(Given information):
▬▬▬▬▬▬
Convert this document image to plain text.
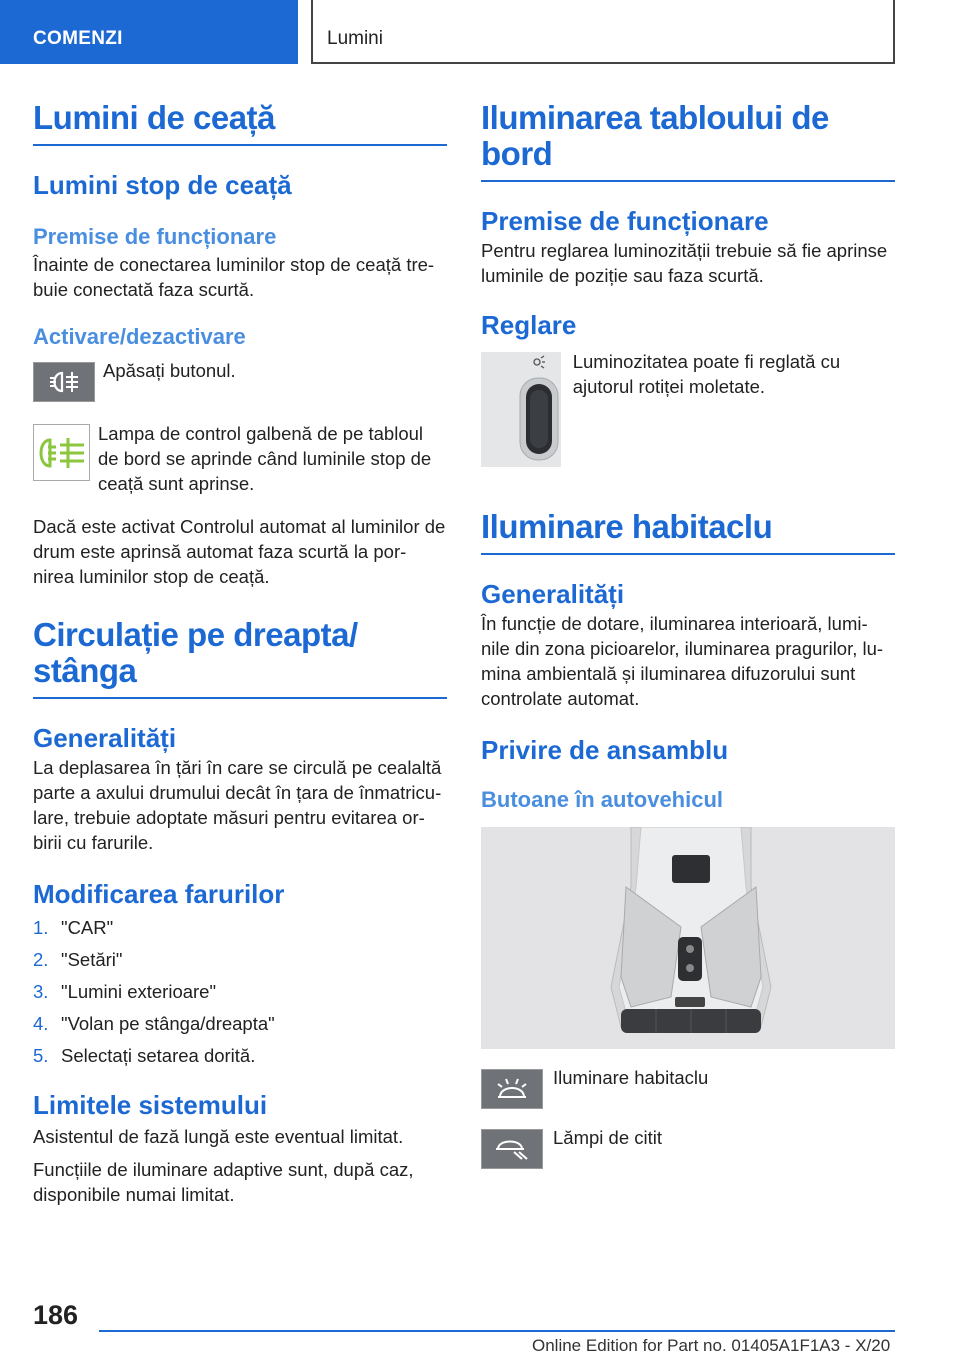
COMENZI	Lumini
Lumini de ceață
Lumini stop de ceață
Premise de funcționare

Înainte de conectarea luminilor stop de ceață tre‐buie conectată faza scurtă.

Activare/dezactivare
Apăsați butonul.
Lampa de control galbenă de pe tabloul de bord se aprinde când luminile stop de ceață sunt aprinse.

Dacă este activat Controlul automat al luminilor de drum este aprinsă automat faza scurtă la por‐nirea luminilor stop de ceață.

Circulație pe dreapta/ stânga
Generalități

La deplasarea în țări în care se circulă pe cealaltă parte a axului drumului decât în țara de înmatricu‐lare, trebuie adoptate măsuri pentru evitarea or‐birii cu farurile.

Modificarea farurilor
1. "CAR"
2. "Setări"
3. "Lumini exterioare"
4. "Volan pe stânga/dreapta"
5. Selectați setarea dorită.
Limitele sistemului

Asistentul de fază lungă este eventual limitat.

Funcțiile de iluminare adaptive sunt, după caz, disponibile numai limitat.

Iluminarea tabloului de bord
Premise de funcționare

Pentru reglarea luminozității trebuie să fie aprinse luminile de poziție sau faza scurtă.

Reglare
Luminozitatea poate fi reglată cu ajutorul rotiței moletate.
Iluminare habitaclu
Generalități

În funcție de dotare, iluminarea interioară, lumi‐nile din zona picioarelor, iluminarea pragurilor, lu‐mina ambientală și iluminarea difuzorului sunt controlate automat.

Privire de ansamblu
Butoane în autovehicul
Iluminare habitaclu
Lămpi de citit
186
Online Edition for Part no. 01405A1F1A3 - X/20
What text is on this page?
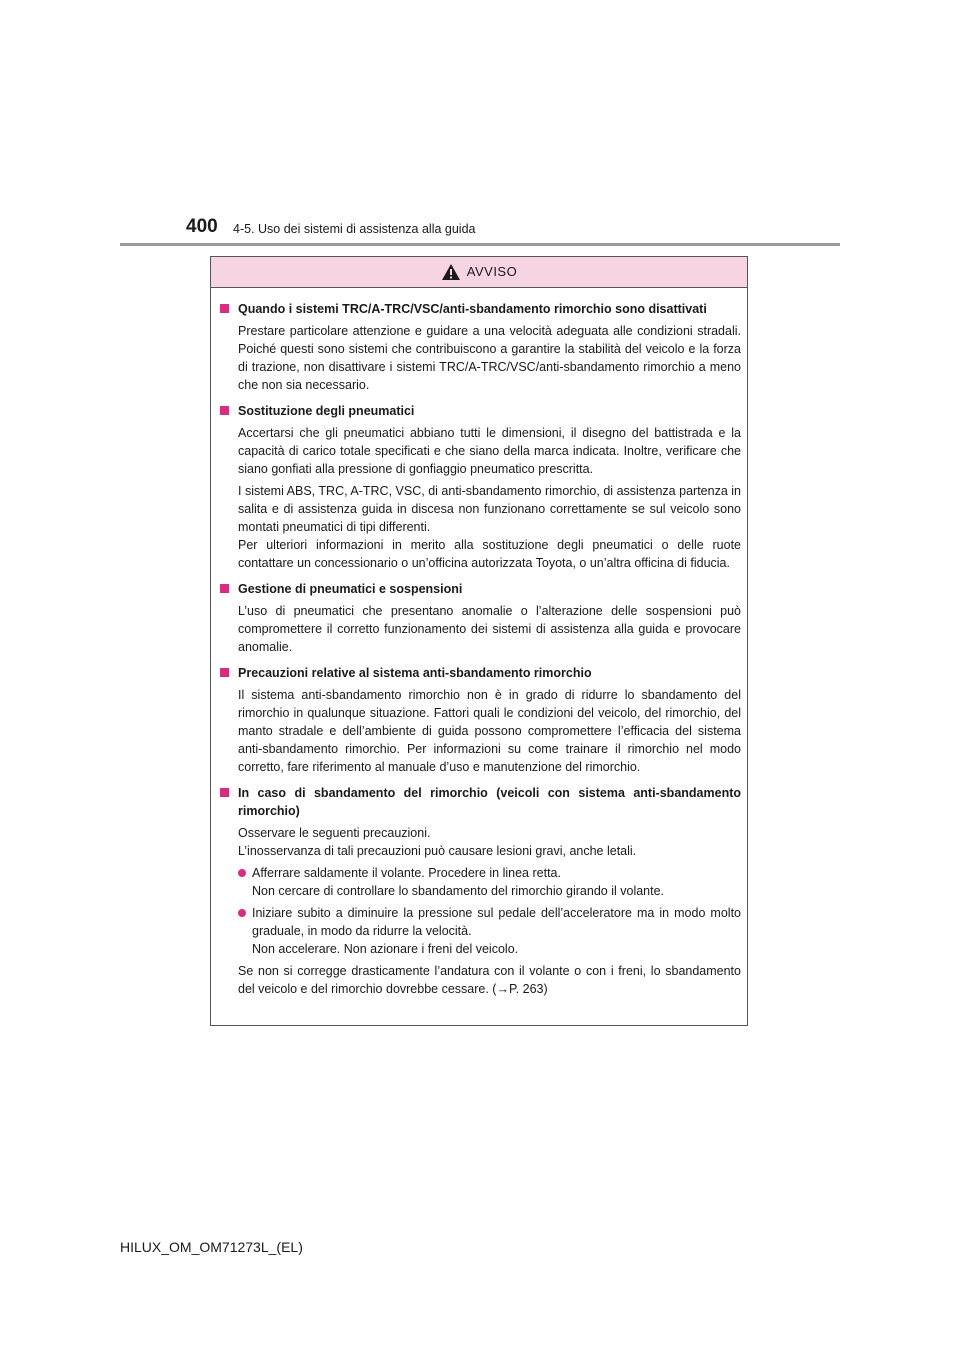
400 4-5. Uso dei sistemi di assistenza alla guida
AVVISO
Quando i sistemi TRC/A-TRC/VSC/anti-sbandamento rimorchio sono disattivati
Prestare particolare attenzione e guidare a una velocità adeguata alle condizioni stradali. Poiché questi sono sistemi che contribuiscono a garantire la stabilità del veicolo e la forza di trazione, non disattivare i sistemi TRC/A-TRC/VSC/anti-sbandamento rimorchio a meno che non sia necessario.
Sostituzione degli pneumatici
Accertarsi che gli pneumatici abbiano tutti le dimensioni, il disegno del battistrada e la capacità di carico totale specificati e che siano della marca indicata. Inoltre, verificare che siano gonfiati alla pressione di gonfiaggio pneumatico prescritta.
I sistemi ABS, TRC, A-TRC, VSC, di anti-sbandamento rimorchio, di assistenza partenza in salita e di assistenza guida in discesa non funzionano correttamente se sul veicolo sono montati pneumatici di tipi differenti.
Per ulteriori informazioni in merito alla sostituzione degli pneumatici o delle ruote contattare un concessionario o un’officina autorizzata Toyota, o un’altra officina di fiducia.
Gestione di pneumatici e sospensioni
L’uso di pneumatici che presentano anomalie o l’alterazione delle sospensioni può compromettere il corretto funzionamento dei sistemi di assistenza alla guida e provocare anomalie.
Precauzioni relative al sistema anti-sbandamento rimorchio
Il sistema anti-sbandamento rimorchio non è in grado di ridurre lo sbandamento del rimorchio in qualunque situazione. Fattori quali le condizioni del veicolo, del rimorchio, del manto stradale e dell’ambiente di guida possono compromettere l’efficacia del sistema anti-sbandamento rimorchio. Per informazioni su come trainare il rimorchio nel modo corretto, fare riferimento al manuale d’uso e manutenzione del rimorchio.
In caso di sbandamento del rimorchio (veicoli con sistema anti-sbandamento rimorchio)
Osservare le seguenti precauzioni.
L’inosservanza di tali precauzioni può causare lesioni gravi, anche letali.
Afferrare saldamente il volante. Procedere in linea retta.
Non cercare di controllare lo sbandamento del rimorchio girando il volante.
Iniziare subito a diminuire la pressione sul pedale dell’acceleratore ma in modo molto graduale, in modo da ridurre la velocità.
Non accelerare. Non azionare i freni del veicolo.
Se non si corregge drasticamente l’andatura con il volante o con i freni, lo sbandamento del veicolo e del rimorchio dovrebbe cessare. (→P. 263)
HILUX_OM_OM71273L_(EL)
▬▬▬▬▬▬
(Task details): Give every line of the material that includes the string "delle".

(Answer in full):
Per ulteriori informazioni in merito alla sostituzione degli pneumatici o delle ruote contattare un concessionario o un’officina autorizzata Toyota, o un’altra officina di fiducia.
L’uso di pneumatici che presentano anomalie o l’alterazione delle sospensioni può compromettere il corretto funzionamento dei sistemi di assistenza alla guida e provocare anomalie.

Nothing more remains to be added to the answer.